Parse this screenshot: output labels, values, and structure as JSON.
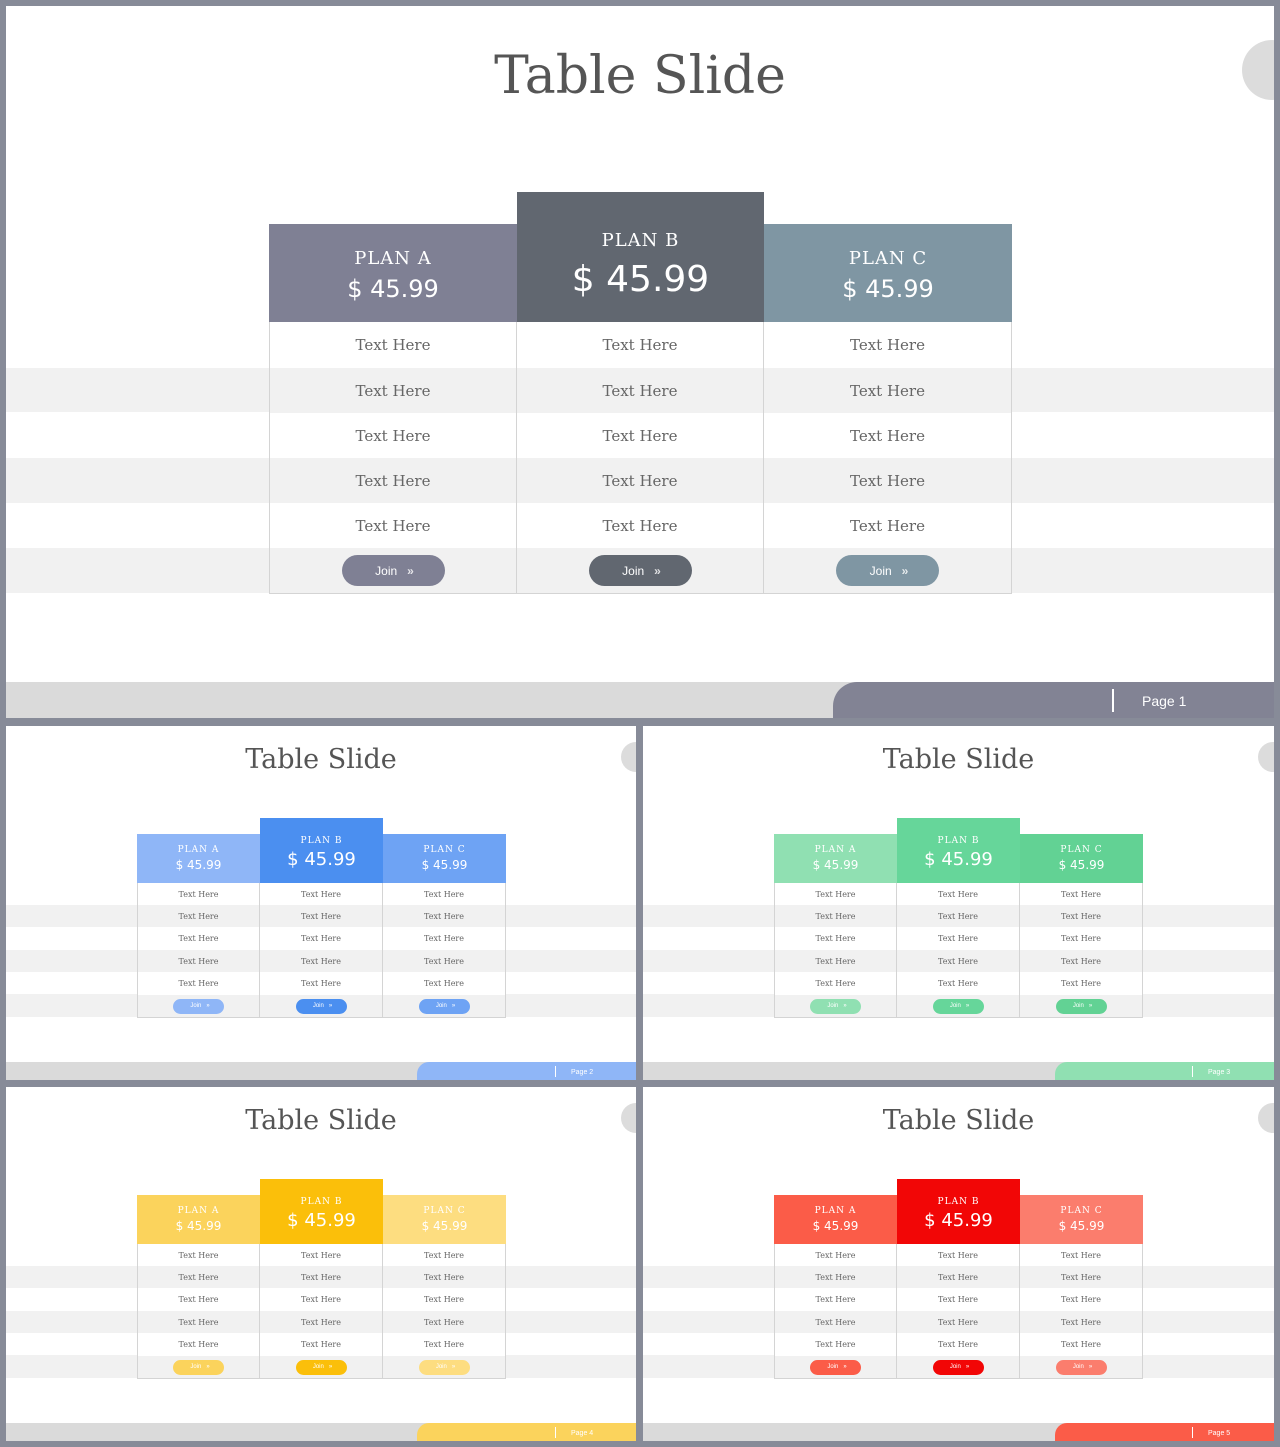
{
  "slides": [
    {
      "title": "Table Slide",
      "page": "Page 1",
      "colors": {
        "a": "#7f8094",
        "b": "#616770",
        "c": "#7f96a3",
        "footer": "#828394"
      },
      "plans": [
        {
          "name": "PLAN A",
          "price": "$ 45.99",
          "features": [
            "Text Here",
            "Text Here",
            "Text Here",
            "Text Here",
            "Text Here"
          ],
          "button": "Join"
        },
        {
          "name": "PLAN B",
          "price": "$ 45.99",
          "features": [
            "Text Here",
            "Text Here",
            "Text Here",
            "Text Here",
            "Text Here"
          ],
          "button": "Join"
        },
        {
          "name": "PLAN C",
          "price": "$ 45.99",
          "features": [
            "Text Here",
            "Text Here",
            "Text Here",
            "Text Here",
            "Text Here"
          ],
          "button": "Join"
        }
      ]
    },
    {
      "title": "Table Slide",
      "page": "Page 2",
      "colors": {
        "a": "#8fb6f7",
        "b": "#4b8ff0",
        "c": "#6ea3f4",
        "footer": "#8fb6f7"
      },
      "plans": [
        {
          "name": "PLAN A",
          "price": "$ 45.99",
          "features": [
            "Text Here",
            "Text Here",
            "Text Here",
            "Text Here",
            "Text Here"
          ],
          "button": "Join"
        },
        {
          "name": "PLAN B",
          "price": "$ 45.99",
          "features": [
            "Text Here",
            "Text Here",
            "Text Here",
            "Text Here",
            "Text Here"
          ],
          "button": "Join"
        },
        {
          "name": "PLAN C",
          "price": "$ 45.99",
          "features": [
            "Text Here",
            "Text Here",
            "Text Here",
            "Text Here",
            "Text Here"
          ],
          "button": "Join"
        }
      ]
    },
    {
      "title": "Table Slide",
      "page": "Page 3",
      "colors": {
        "a": "#90e0b2",
        "b": "#66d69a",
        "c": "#62d294",
        "footer": "#90e0b2"
      },
      "plans": [
        {
          "name": "PLAN A",
          "price": "$ 45.99",
          "features": [
            "Text Here",
            "Text Here",
            "Text Here",
            "Text Here",
            "Text Here"
          ],
          "button": "Join"
        },
        {
          "name": "PLAN B",
          "price": "$ 45.99",
          "features": [
            "Text Here",
            "Text Here",
            "Text Here",
            "Text Here",
            "Text Here"
          ],
          "button": "Join"
        },
        {
          "name": "PLAN C",
          "price": "$ 45.99",
          "features": [
            "Text Here",
            "Text Here",
            "Text Here",
            "Text Here",
            "Text Here"
          ],
          "button": "Join"
        }
      ]
    },
    {
      "title": "Table Slide",
      "page": "Page 4",
      "colors": {
        "a": "#fbd35c",
        "b": "#fbbf0a",
        "c": "#fddd80",
        "footer": "#fbd35c"
      },
      "plans": [
        {
          "name": "PLAN A",
          "price": "$ 45.99",
          "features": [
            "Text Here",
            "Text Here",
            "Text Here",
            "Text Here",
            "Text Here"
          ],
          "button": "Join"
        },
        {
          "name": "PLAN B",
          "price": "$ 45.99",
          "features": [
            "Text Here",
            "Text Here",
            "Text Here",
            "Text Here",
            "Text Here"
          ],
          "button": "Join"
        },
        {
          "name": "PLAN C",
          "price": "$ 45.99",
          "features": [
            "Text Here",
            "Text Here",
            "Text Here",
            "Text Here",
            "Text Here"
          ],
          "button": "Join"
        }
      ]
    },
    {
      "title": "Table Slide",
      "page": "Page 5",
      "colors": {
        "a": "#fb5c48",
        "b": "#f20606",
        "c": "#fb7d6d",
        "footer": "#fb5c48"
      },
      "plans": [
        {
          "name": "PLAN A",
          "price": "$ 45.99",
          "features": [
            "Text Here",
            "Text Here",
            "Text Here",
            "Text Here",
            "Text Here"
          ],
          "button": "Join"
        },
        {
          "name": "PLAN B",
          "price": "$ 45.99",
          "features": [
            "Text Here",
            "Text Here",
            "Text Here",
            "Text Here",
            "Text Here"
          ],
          "button": "Join"
        },
        {
          "name": "PLAN C",
          "price": "$ 45.99",
          "features": [
            "Text Here",
            "Text Here",
            "Text Here",
            "Text Here",
            "Text Here"
          ],
          "button": "Join"
        }
      ]
    }
  ]
}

━━━━━━━━

DIRECTIONS: Show all lines above holding "page".

ANSWER TO THE TASK:
      "page": "Page 1",
      "page": "Page 2",
      "page": "Page 3",
      "page": "Page 4",
      "page": "Page 5",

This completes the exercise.